◆ **Stated task**: Copy, in full, each line of the material that holds the word "post".

◆ **Listing**:

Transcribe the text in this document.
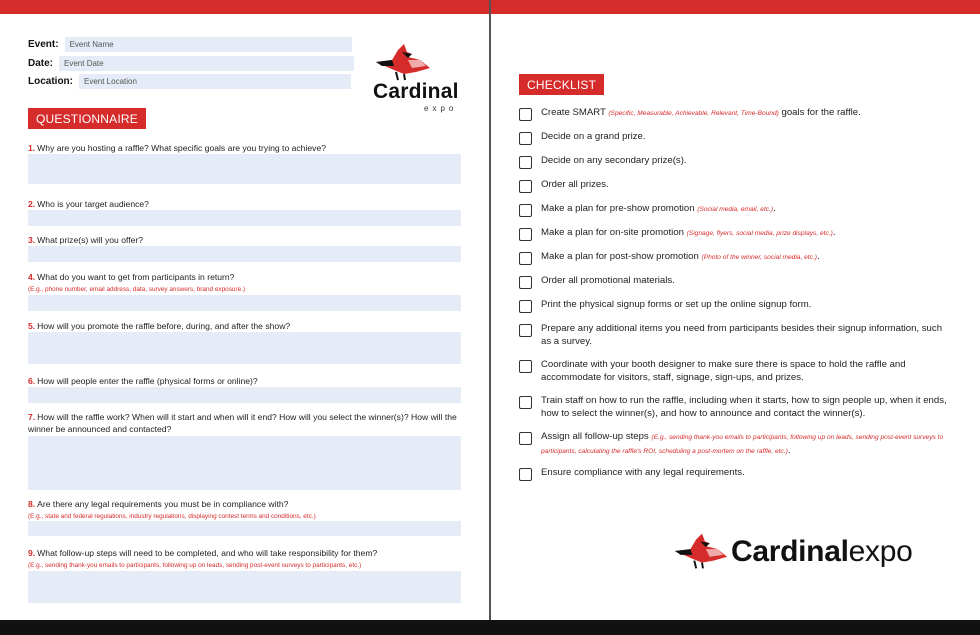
Event:	Event Name
Date:	Event Date
Location:	Event Location	Cardinal
expo
QUESTIONNAIRE
1. Why are you hosting a raffle? What specific goals are you trying to achieve?
2. Who is your target audience?
3. What prize(s) will you offer?
4. What do you want to get from participants in return?
(E.g., phone number, email address, data, survey answers, brand exposure.)
5. How will you promote the raffle before, during, and after the show?
6. How will people enter the raffle (physical forms or online)?
7. How will the raffle work? When will it start and when will it end? How will you select the winner(s)? How will the winner be announced and contacted?
8. Are there any legal requirements you must be in compliance with?
(E.g., state and federal regulations, industry regulations, displaying contest terms and conditions, etc.)
9. What follow-up steps will need to be completed, and who will take responsibility for them?
(E.g., sending thank-you emails to participants, following up on leads, sending post-event surveys to participants, etc.)
CHECKLIST
Create SMART (Specific, Measurable, Achievable, Relevant, Time-Bound) goals for the raffle.
Decide on a grand prize.
Decide on any secondary prize(s).
Order all prizes.
Make a plan for pre-show promotion (Social media, email, etc.).
Make a plan for on-site promotion (Signage, flyers, social media, prize displays, etc.).
Make a plan for post-show promotion (Photo of the winner, social media, etc.).
Order all promotional materials.
Print the physical signup forms or set up the online signup form.
Prepare any additional items you need from participants besides their signup information, such as a survey.
Coordinate with your booth designer to make sure there is space to hold the raffle and accommodate for visitors, staff, signage, sign-ups, and prizes.
Train staff on how to run the raffle, including when it starts, how to sign people up, when it ends, how to select the winner(s), and how to announce and contact the winner(s).
Assign all follow-up steps (E.g., sending thank-you emails to participants, following up on leads, sending post-event surveys to participants, calculating the raffle's ROI, scheduling a post-mortem on the raffle, etc.).
Ensure compliance with any legal requirements.
Cardinalexpo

◆ **The answer**:
(E.g., sending thank-you emails to participants, following up on leads, sending post-event surveys to participants, etc.)
Make a plan for post-show promotion (Photo of the winner, social media, etc.).
Assign all follow-up steps (E.g., sending thank-you emails to participants, following up on leads, sending post-event surveys to participants, calculating the raffle's ROI, scheduling a post-mortem on the raffle, etc.).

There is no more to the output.